- **Problem to solve**:
Every record must be repeated exactly, with no omission.

_ _ _ _ _ _ _

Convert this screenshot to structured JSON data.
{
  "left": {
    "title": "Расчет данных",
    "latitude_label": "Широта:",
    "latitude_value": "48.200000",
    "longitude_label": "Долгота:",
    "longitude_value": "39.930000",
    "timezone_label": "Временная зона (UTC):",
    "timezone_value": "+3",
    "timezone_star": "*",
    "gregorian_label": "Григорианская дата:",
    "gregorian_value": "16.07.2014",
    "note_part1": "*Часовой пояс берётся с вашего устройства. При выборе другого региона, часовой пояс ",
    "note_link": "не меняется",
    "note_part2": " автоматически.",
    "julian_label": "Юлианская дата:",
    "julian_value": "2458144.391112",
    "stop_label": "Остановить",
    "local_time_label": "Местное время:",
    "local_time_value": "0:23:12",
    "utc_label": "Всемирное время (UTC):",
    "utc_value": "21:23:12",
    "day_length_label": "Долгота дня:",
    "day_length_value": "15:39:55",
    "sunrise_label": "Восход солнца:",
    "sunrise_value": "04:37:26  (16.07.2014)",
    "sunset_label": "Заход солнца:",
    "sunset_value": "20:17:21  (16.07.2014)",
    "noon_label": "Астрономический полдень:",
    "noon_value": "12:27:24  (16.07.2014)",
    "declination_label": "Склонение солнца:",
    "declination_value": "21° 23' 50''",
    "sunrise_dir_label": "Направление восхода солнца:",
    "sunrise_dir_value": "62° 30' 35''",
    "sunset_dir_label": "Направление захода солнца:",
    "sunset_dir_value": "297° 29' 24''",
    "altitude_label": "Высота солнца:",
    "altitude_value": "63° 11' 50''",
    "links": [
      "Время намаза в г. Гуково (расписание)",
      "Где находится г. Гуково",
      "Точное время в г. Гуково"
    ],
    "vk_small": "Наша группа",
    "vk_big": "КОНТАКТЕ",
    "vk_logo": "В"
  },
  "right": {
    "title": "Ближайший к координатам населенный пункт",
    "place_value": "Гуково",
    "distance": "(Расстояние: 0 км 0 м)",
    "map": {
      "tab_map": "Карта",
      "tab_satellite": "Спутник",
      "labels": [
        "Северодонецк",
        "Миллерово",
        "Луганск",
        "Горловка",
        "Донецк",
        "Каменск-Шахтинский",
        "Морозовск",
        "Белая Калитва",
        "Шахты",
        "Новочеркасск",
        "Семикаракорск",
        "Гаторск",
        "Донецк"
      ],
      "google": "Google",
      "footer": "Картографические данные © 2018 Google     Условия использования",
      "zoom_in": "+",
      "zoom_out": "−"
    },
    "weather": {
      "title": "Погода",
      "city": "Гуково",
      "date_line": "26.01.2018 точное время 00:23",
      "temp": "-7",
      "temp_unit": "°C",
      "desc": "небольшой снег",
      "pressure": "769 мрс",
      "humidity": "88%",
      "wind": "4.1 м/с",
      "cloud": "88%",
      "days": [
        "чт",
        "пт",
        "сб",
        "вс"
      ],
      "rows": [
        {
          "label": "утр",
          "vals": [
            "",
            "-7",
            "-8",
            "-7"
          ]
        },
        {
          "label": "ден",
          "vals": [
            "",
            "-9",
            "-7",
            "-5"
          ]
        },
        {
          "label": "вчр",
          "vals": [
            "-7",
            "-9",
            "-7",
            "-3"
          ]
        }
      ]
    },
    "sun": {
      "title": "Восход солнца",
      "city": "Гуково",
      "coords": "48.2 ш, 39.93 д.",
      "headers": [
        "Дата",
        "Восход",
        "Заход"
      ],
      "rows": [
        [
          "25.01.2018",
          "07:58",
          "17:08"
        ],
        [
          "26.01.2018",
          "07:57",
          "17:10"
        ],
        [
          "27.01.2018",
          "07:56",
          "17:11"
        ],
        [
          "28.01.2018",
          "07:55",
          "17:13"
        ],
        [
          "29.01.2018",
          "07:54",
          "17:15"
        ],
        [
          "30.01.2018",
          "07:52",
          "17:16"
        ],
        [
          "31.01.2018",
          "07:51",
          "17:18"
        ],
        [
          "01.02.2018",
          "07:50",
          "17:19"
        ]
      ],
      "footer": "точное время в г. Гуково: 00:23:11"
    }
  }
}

_ _ _ _ _ _ _

- **Answer to this task**:
Convert this screenshot to structured JSON data.
{
  "left": {
    "title": "Расчет данных",
    "latitude_label": "Широта:",
    "latitude_value": "48.200000",
    "longitude_label": "Долгота:",
    "longitude_value": "39.930000",
    "timezone_label": "Временная зона (UTC):",
    "timezone_value": "+3",
    "timezone_star": "*",
    "gregorian_label": "Григорианская дата:",
    "gregorian_value": "16.07.2014",
    "note_part1": "*Часовой пояс берётся с вашего устройства. При выборе другого региона, часовой пояс ",
    "note_link": "не меняется",
    "note_part2": " автоматически.",
    "julian_label": "Юлианская дата:",
    "julian_value": "2458144.391112",
    "stop_label": "Остановить",
    "local_time_label": "Местное время:",
    "local_time_value": "0:23:12",
    "utc_label": "Всемирное время (UTC):",
    "utc_value": "21:23:12",
    "day_length_label": "Долгота дня:",
    "day_length_value": "15:39:55",
    "sunrise_label": "Восход солнца:",
    "sunrise_value": "04:37:26  (16.07.2014)",
    "sunset_label": "Заход солнца:",
    "sunset_value": "20:17:21  (16.07.2014)",
    "noon_label": "Астрономический полдень:",
    "noon_value": "12:27:24  (16.07.2014)",
    "declination_label": "Склонение солнца:",
    "declination_value": "21° 23' 50''",
    "sunrise_dir_label": "Направление восхода солнца:",
    "sunrise_dir_value": "62° 30' 35''",
    "sunset_dir_label": "Направление захода солнца:",
    "sunset_dir_value": "297° 29' 24''",
    "altitude_label": "Высота солнца:",
    "altitude_value": "63° 11' 50''",
    "links": [
      "Время намаза в г. Гуково (расписание)",
      "Где находится г. Гуково",
      "Точное время в г. Гуково"
    ],
    "vk_small": "Наша группа",
    "vk_big": "КОНТАКТЕ",
    "vk_logo": "В"
  },
  "right": {
    "title": "Ближайший к координатам населенный пункт",
    "place_value": "Гуково",
    "distance": "(Расстояние: 0 км 0 м)",
    "map": {
      "tab_map": "Карта",
      "tab_satellite": "Спутник",
      "labels": [
        "Северодонецк",
        "Миллерово",
        "Луганск",
        "Горловка",
        "Донецк",
        "Каменск-Шахтинский",
        "Морозовск",
        "Белая Калитва",
        "Шахты",
        "Новочеркасск",
        "Семикаракорск",
        "Гаторск",
        "Донецк"
      ],
      "google": "Google",
      "footer": "Картографические данные © 2018 Google     Условия использования",
      "zoom_in": "+",
      "zoom_out": "−"
    },
    "weather": {
      "title": "Погода",
      "city": "Гуково",
      "date_line": "26.01.2018 точное время 00:23",
      "temp": "-7",
      "temp_unit": "°C",
      "desc": "небольшой снег",
      "pressure": "769 мрс",
      "humidity": "88%",
      "wind": "4.1 м/с",
      "cloud": "88%",
      "days": [
        "чт",
        "пт",
        "сб",
        "вс"
      ],
      "rows": [
        {
          "label": "утр",
          "vals": [
            "",
            "-7",
            "-8",
            "-7"
          ]
        },
        {
          "label": "ден",
          "vals": [
            "",
            "-9",
            "-7",
            "-5"
          ]
        },
        {
          "label": "вчр",
          "vals": [
            "-7",
            "-9",
            "-7",
            "-3"
          ]
        }
      ]
    },
    "sun": {
      "title": "Восход солнца",
      "city": "Гуково",
      "coords": "48.2 ш, 39.93 д.",
      "headers": [
        "Дата",
        "Восход",
        "Заход"
      ],
      "rows": [
        [
          "25.01.2018",
          "07:58",
          "17:08"
        ],
        [
          "26.01.2018",
          "07:57",
          "17:10"
        ],
        [
          "27.01.2018",
          "07:56",
          "17:11"
        ],
        [
          "28.01.2018",
          "07:55",
          "17:13"
        ],
        [
          "29.01.2018",
          "07:54",
          "17:15"
        ],
        [
          "30.01.2018",
          "07:52",
          "17:16"
        ],
        [
          "31.01.2018",
          "07:51",
          "17:18"
        ],
        [
          "01.02.2018",
          "07:50",
          "17:19"
        ]
      ],
      "footer": "точное время в г. Гуково: 00:23:11"
    }
  }
}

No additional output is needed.